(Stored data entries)
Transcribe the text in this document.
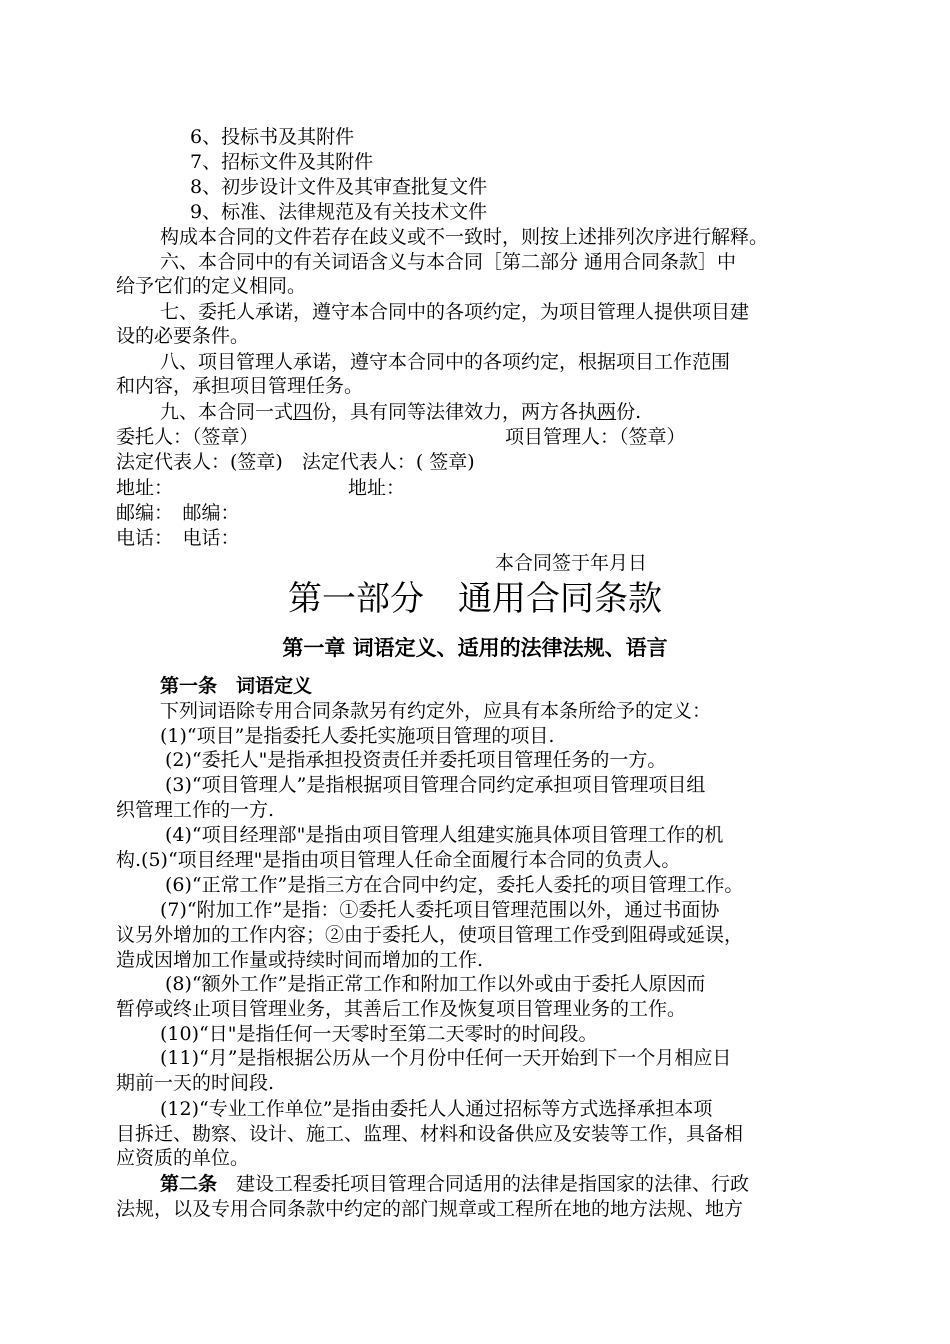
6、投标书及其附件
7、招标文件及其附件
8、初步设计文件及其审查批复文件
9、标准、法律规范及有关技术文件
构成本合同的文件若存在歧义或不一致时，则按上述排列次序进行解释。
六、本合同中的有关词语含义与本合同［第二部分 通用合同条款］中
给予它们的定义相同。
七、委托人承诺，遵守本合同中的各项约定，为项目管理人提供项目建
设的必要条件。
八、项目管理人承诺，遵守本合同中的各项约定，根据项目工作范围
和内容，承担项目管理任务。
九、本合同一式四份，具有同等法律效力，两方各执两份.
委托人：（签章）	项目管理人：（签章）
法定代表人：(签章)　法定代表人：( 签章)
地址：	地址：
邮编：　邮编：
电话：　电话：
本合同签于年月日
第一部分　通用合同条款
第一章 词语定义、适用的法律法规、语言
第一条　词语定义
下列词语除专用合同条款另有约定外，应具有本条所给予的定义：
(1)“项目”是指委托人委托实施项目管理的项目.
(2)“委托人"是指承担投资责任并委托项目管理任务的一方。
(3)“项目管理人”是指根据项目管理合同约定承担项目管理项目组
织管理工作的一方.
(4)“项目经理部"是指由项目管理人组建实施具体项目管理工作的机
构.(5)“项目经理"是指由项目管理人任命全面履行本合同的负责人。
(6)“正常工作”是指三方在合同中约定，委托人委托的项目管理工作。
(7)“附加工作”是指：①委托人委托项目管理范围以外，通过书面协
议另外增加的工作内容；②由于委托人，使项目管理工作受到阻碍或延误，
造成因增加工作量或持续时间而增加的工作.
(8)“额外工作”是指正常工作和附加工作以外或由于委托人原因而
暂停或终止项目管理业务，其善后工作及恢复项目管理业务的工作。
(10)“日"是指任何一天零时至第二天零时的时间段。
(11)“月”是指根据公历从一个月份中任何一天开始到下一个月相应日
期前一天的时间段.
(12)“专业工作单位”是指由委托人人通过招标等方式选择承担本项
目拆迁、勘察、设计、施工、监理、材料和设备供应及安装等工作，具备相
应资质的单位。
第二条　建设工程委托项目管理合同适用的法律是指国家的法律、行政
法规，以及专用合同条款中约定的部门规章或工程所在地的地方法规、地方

• Exercise: Pull out every line holding "通用合同条款" from the records above, and copy it.

• Solution to this problem:
六、本合同中的有关词语含义与本合同［第二部分 通用合同条款］中
第一部分　通用合同条款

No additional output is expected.